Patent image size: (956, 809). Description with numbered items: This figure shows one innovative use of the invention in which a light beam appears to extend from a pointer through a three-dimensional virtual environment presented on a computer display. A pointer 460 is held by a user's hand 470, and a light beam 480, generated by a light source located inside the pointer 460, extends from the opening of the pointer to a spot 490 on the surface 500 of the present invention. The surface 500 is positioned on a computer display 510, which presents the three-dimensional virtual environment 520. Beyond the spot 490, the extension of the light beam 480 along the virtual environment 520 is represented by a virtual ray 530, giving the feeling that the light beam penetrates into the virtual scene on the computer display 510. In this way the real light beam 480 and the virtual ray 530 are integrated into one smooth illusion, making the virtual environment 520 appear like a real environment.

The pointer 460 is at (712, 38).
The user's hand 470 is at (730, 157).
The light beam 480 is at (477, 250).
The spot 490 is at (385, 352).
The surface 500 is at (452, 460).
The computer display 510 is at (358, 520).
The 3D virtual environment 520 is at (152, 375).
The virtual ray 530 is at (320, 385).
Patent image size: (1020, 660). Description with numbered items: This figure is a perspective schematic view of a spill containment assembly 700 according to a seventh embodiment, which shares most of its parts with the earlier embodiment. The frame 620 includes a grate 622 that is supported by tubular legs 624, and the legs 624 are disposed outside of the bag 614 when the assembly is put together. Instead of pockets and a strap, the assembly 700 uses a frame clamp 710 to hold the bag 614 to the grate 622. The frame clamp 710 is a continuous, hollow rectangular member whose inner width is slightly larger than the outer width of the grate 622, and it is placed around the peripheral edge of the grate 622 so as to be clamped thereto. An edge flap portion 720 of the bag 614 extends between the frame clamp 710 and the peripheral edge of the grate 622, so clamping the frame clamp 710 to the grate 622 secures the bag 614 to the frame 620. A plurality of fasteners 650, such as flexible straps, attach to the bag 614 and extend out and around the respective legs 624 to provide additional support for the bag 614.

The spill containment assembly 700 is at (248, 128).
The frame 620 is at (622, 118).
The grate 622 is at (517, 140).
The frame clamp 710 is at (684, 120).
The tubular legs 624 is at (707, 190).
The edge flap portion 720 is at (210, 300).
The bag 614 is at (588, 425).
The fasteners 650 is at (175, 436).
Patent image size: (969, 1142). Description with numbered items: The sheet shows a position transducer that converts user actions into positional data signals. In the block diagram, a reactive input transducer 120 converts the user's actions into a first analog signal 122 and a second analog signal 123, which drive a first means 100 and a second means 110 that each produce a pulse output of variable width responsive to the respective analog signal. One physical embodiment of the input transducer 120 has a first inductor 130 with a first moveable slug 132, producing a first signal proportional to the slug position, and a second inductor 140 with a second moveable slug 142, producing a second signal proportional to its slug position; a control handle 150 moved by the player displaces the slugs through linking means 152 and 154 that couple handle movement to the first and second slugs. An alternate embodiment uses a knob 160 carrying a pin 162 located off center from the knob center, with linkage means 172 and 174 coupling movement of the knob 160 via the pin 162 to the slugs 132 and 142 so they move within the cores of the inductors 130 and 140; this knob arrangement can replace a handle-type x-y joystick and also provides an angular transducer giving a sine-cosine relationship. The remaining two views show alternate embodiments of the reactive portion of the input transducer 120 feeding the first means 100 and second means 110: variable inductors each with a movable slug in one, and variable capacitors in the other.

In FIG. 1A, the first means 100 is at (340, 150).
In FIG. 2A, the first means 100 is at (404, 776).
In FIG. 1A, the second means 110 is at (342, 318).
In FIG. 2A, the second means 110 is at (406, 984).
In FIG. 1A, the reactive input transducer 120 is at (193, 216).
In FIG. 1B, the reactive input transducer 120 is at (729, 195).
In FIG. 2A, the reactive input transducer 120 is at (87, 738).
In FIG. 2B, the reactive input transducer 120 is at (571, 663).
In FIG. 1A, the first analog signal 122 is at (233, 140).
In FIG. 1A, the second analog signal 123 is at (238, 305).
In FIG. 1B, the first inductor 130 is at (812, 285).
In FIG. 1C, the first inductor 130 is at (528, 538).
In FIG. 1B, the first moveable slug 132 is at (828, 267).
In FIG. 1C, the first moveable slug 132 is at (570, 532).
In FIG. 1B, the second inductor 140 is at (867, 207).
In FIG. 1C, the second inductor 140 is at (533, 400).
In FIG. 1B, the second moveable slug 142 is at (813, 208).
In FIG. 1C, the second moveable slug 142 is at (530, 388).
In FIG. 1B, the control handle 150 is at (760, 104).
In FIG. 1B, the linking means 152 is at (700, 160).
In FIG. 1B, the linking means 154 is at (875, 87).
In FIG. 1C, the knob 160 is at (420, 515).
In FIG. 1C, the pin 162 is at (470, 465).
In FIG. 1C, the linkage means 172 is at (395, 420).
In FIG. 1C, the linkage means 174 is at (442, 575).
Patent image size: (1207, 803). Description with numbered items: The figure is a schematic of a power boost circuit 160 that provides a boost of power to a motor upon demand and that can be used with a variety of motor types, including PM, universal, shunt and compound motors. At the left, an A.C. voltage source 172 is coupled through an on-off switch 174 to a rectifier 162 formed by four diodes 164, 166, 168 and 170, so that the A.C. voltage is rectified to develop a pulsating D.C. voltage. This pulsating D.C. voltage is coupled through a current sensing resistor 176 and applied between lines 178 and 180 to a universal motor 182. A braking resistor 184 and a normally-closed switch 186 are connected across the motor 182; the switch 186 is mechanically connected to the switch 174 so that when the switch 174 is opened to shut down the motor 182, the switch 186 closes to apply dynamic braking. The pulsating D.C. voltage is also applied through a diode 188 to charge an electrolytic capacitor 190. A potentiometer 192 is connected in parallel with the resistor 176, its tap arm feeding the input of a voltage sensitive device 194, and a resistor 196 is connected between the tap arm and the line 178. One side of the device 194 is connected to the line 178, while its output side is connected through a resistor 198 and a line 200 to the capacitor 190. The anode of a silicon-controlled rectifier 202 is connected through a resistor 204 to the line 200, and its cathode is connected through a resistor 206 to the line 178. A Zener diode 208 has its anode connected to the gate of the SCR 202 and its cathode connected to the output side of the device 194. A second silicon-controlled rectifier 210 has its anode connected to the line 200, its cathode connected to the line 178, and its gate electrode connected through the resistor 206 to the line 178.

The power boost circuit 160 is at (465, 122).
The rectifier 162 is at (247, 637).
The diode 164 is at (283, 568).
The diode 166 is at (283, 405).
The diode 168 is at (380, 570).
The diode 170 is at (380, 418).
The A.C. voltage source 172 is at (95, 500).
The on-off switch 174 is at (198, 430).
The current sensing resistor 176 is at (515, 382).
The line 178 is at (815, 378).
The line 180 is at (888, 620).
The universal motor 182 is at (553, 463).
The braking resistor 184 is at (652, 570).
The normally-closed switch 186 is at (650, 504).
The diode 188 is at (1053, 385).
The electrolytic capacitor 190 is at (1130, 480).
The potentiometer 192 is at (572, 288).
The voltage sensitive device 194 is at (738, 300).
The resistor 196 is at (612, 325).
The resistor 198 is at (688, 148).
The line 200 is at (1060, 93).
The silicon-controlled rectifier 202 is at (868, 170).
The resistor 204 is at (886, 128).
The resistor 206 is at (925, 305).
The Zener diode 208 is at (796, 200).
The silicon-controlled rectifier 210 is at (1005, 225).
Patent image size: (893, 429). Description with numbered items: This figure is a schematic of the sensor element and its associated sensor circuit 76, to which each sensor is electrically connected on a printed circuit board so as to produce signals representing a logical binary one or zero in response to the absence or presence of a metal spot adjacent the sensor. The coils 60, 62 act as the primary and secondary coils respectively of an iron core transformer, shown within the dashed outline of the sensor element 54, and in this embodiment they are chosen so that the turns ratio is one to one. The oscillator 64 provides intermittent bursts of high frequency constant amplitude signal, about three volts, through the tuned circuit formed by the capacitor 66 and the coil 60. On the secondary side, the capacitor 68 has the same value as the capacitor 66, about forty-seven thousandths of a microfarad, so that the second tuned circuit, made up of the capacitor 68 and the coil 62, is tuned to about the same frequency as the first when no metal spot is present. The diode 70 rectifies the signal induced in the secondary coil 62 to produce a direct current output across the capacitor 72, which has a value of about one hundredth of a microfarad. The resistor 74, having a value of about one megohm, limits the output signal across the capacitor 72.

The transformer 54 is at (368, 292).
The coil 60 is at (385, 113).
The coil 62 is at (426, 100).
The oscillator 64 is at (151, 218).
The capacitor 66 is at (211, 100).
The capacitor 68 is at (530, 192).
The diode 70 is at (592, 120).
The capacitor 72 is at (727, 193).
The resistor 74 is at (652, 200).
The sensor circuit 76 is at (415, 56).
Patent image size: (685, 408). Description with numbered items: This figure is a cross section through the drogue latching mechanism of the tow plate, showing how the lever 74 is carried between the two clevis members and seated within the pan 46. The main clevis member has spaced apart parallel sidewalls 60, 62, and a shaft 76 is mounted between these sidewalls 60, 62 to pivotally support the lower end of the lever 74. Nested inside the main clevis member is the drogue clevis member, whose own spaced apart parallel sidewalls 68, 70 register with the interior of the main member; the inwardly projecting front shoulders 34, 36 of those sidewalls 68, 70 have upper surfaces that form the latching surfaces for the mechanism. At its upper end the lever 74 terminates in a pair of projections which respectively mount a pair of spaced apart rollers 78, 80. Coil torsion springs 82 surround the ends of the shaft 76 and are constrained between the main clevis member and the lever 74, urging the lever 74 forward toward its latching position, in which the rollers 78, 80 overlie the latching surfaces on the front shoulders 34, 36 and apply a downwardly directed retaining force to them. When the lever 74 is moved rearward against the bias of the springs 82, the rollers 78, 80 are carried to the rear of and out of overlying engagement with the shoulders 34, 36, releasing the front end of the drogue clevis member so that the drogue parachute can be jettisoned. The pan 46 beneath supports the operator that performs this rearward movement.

###

Challenge –
Reproduce the records word for word from their first line through the line that contains "The virtual ray 530 is at (320, 385).", including both of those lines.

Finished exercise –
Patent image size: (956, 809). Description with numbered items: This figure shows one innovative use of the invention in which a light beam appears to extend from a pointer through a three-dimensional virtual environment presented on a computer display. A pointer 460 is held by a user's hand 470, and a light beam 480, generated by a light source located inside the pointer 460, extends from the opening of the pointer to a spot 490 on the surface 500 of the present invention. The surface 500 is positioned on a computer display 510, which presents the three-dimensional virtual environment 520. Beyond the spot 490, the extension of the light beam 480 along the virtual environment 520 is represented by a virtual ray 530, giving the feeling that the light beam penetrates into the virtual scene on the computer display 510. In this way the real light beam 480 and the virtual ray 530 are integrated into one smooth illusion, making the virtual environment 520 appear like a real environment.

The pointer 460 is at (712, 38).
The user's hand 470 is at (730, 157).
The light beam 480 is at (477, 250).
The spot 490 is at (385, 352).
The surface 500 is at (452, 460).
The computer display 510 is at (358, 520).
The 3D virtual environment 520 is at (152, 375).
The virtual ray 530 is at (320, 385).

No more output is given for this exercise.